Dataset listings of figures:
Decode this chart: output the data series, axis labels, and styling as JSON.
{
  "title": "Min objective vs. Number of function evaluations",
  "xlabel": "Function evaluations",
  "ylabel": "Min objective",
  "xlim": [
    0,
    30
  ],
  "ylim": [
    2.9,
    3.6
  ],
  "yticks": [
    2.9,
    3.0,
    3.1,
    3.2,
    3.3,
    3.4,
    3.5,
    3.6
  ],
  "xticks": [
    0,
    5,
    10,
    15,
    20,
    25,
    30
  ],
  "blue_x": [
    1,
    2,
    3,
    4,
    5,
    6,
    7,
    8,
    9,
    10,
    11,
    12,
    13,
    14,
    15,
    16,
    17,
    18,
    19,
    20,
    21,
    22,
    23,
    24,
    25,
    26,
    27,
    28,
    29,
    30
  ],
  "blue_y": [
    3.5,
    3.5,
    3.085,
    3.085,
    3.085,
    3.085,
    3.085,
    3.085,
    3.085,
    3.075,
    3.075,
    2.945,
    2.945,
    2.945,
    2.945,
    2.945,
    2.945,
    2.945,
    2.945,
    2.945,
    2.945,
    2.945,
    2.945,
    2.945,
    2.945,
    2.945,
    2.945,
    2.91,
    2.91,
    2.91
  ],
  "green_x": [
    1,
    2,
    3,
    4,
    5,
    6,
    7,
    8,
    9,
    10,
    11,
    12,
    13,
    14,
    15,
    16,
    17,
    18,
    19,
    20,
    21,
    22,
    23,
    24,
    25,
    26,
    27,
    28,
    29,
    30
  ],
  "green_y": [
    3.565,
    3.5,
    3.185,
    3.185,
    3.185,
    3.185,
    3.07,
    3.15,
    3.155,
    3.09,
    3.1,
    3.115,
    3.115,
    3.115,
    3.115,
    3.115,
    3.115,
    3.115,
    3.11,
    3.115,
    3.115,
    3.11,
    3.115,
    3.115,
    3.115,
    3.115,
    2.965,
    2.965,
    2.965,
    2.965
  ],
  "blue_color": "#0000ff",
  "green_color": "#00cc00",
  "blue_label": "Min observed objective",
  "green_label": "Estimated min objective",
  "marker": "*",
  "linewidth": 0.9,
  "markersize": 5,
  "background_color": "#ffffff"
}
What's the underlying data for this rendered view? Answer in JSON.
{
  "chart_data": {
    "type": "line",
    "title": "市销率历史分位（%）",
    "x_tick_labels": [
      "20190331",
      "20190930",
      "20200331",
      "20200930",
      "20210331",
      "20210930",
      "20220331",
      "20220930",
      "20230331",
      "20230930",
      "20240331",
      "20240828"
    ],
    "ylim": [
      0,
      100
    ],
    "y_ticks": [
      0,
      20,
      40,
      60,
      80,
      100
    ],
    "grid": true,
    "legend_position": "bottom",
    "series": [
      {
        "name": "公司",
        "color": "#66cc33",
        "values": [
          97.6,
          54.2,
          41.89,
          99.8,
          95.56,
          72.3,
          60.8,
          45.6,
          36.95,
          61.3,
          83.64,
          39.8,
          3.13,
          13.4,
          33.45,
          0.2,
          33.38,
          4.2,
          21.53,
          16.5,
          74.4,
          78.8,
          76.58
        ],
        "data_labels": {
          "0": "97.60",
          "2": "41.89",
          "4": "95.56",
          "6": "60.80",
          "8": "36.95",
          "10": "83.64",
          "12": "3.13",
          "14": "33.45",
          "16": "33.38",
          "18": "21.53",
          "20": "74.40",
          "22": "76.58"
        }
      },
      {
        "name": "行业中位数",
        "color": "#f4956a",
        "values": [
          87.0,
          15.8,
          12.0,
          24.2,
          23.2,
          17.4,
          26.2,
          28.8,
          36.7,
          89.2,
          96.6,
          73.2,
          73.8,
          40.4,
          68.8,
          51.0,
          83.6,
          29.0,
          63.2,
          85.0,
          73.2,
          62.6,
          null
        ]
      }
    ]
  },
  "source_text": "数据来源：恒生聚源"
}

_What the task asks:_ Where a line holds "series", copy it out.

_Response:_
Decode this chart: output the data series, axis labels, and styling as JSON.
    "series": [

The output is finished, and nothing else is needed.